EXERCISE INSTRUCTIONS ▸ Return all lines in the material below that contain "الجنيد".

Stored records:
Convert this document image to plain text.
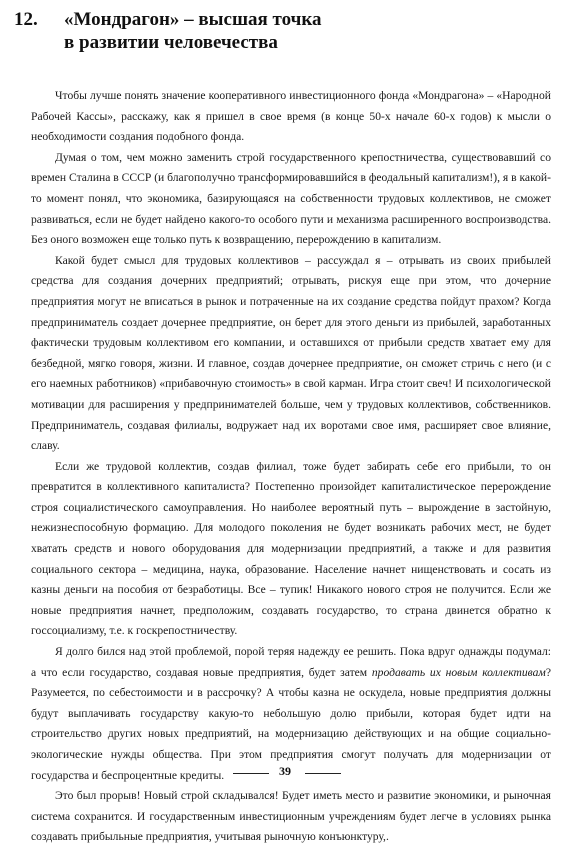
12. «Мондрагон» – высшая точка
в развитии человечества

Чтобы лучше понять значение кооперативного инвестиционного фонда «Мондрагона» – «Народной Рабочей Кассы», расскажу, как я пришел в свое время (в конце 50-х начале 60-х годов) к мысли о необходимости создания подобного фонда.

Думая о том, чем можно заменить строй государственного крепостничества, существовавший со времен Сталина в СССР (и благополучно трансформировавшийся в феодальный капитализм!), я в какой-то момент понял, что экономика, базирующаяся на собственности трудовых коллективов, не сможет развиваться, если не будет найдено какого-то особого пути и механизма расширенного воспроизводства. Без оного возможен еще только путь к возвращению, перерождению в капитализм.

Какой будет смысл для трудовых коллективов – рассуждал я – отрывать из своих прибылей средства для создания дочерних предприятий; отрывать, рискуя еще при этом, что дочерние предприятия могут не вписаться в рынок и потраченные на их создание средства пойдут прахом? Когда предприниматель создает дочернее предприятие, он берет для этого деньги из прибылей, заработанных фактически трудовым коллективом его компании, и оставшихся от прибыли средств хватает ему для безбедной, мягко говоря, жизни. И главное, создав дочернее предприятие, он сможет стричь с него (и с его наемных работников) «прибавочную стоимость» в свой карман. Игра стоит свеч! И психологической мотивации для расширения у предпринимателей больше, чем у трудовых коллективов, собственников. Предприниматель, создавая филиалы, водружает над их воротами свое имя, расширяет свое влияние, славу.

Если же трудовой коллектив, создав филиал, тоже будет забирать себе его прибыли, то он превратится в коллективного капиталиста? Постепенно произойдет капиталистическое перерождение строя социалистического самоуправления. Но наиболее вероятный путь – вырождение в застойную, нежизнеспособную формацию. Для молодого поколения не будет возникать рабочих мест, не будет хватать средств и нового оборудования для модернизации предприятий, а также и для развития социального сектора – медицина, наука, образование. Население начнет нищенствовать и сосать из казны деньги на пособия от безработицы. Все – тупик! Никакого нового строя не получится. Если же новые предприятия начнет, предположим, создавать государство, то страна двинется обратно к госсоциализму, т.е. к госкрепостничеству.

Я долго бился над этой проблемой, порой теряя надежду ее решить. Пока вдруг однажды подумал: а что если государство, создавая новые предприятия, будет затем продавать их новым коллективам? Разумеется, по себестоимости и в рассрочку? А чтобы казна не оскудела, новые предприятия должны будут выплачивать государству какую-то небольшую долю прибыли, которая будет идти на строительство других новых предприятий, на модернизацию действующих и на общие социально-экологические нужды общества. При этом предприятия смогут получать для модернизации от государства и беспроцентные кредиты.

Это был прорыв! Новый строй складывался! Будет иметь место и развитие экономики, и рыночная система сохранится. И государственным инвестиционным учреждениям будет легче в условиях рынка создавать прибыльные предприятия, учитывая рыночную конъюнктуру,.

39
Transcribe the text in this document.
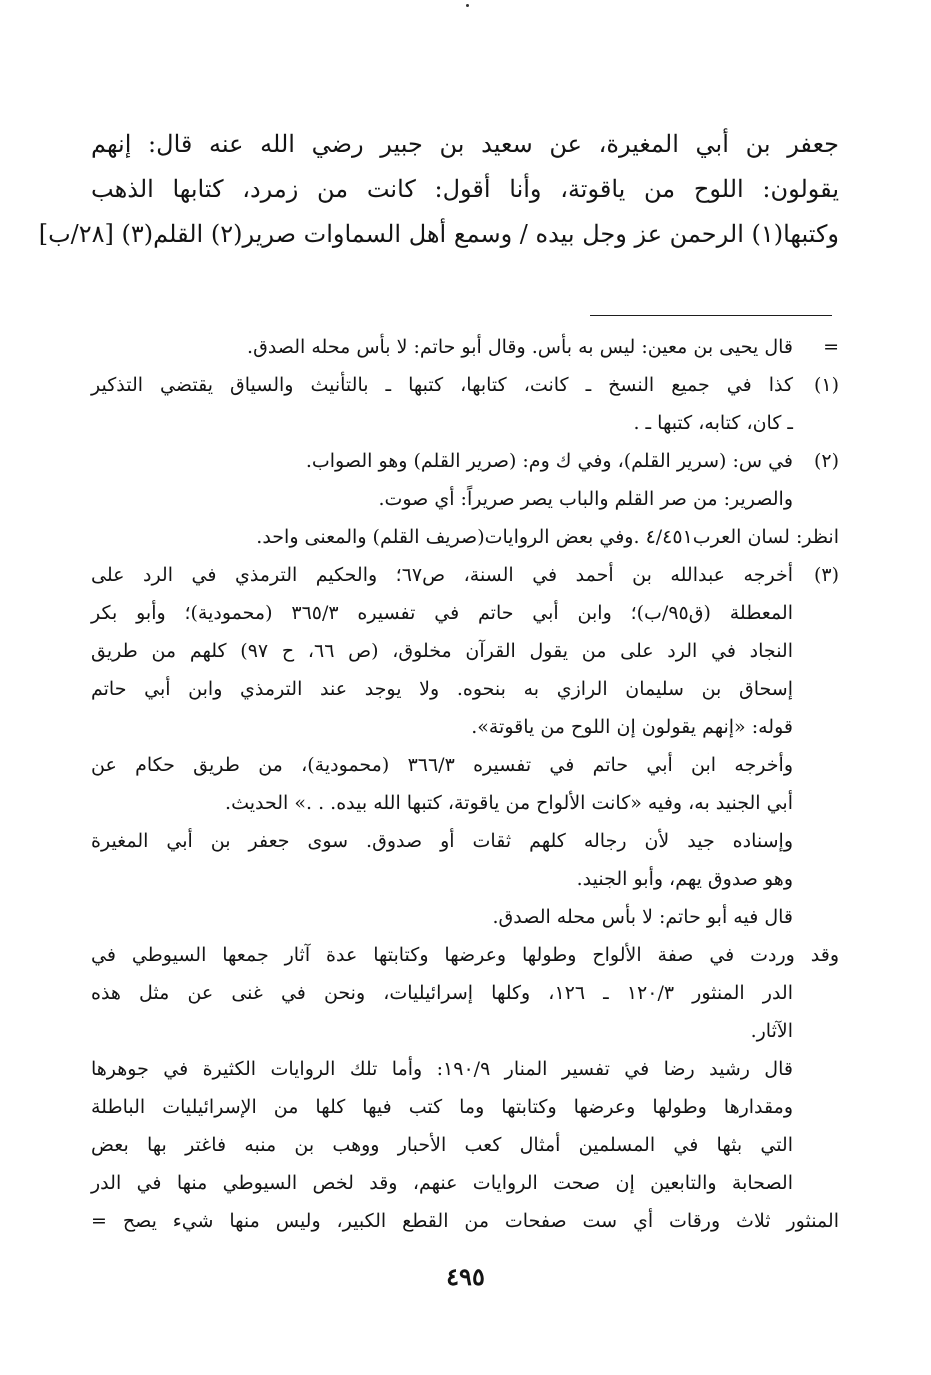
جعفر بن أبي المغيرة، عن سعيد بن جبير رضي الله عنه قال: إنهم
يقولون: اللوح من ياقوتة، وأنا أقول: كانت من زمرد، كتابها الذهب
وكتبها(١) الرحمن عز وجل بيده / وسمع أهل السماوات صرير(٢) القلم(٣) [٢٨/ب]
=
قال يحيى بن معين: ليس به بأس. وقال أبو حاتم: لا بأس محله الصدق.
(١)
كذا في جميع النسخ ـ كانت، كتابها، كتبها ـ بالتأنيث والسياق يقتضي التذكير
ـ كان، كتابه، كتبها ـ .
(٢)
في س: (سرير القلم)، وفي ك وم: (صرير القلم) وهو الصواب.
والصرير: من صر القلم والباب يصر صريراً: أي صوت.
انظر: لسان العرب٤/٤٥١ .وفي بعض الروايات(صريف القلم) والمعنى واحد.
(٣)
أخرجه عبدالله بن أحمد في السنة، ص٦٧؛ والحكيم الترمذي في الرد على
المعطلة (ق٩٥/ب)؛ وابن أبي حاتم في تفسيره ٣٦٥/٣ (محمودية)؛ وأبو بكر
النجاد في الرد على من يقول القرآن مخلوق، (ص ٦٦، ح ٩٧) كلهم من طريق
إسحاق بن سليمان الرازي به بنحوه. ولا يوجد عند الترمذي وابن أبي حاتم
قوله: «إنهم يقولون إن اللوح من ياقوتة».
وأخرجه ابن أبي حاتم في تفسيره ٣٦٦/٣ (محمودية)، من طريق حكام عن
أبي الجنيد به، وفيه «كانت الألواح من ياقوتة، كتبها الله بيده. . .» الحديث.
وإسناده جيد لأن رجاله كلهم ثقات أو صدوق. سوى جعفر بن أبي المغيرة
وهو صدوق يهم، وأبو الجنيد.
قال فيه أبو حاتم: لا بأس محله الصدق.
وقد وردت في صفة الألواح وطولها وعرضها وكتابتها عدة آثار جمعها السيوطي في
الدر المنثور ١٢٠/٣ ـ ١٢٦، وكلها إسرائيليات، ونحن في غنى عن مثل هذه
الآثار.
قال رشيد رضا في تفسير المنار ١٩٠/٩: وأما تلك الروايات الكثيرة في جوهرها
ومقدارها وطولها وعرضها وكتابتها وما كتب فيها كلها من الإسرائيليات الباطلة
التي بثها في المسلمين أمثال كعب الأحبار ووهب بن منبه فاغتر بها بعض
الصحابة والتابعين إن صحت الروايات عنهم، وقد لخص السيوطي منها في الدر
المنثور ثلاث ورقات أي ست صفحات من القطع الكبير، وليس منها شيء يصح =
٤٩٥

FINAL RESULT ▸
أبي الجنيد به، وفيه «كانت الألواح من ياقوتة، كتبها الله بيده. . .» الحديث.
وهو صدوق يهم، وأبو الجنيد.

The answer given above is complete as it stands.